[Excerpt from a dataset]
-------------------------

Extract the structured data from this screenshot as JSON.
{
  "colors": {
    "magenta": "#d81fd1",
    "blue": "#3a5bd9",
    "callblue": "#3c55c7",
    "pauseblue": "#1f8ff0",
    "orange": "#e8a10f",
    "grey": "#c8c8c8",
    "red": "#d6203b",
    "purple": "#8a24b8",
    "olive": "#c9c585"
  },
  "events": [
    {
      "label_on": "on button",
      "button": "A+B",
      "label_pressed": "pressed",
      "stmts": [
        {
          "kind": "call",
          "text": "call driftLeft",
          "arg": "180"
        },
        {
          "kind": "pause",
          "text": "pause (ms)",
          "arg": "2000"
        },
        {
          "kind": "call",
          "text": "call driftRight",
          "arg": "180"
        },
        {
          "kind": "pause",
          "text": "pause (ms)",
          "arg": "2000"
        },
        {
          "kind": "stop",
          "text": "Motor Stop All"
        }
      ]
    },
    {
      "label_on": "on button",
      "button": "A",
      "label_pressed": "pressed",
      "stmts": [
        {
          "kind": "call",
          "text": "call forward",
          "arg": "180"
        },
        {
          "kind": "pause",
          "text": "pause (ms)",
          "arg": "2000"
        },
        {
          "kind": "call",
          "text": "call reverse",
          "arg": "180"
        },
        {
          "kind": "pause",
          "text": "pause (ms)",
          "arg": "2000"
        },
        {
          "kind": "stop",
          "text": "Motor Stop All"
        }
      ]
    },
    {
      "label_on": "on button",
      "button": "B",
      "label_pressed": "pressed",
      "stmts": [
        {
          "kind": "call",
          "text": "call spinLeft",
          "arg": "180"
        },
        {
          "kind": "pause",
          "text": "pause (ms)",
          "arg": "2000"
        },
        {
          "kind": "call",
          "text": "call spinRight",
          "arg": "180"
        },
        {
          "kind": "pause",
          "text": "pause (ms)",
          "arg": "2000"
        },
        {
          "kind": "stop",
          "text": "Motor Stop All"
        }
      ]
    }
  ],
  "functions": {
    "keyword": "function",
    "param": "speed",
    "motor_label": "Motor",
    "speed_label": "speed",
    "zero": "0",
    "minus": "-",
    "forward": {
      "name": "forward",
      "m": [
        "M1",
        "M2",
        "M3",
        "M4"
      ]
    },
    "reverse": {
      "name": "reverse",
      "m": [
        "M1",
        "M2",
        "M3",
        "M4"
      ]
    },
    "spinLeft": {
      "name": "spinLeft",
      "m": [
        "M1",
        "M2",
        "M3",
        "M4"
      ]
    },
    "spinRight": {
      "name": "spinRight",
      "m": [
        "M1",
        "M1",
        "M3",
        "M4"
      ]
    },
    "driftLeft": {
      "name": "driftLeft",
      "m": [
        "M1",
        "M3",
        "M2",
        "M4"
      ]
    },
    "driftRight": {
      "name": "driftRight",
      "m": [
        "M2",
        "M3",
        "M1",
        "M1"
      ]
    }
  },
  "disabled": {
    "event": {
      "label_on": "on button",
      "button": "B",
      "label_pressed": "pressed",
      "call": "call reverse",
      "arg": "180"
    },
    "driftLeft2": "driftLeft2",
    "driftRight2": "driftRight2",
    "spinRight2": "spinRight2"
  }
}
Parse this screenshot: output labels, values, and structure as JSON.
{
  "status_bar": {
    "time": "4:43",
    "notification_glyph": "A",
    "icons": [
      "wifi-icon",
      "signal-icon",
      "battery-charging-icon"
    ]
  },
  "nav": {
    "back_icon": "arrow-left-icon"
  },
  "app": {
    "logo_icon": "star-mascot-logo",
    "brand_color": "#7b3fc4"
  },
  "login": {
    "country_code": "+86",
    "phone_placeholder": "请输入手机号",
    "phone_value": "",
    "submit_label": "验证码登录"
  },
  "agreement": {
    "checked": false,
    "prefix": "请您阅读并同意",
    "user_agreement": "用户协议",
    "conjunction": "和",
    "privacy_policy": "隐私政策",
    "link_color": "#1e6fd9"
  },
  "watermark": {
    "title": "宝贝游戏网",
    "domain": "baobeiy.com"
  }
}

-------------------------

▶ TASK STATEMENT
Select and copy every line of the listing with the word "spinLeft".

▶ THE COMPLETED TASK
          "text": "call spinLeft",
    "spinLeft": {
      "name": "spinLeft",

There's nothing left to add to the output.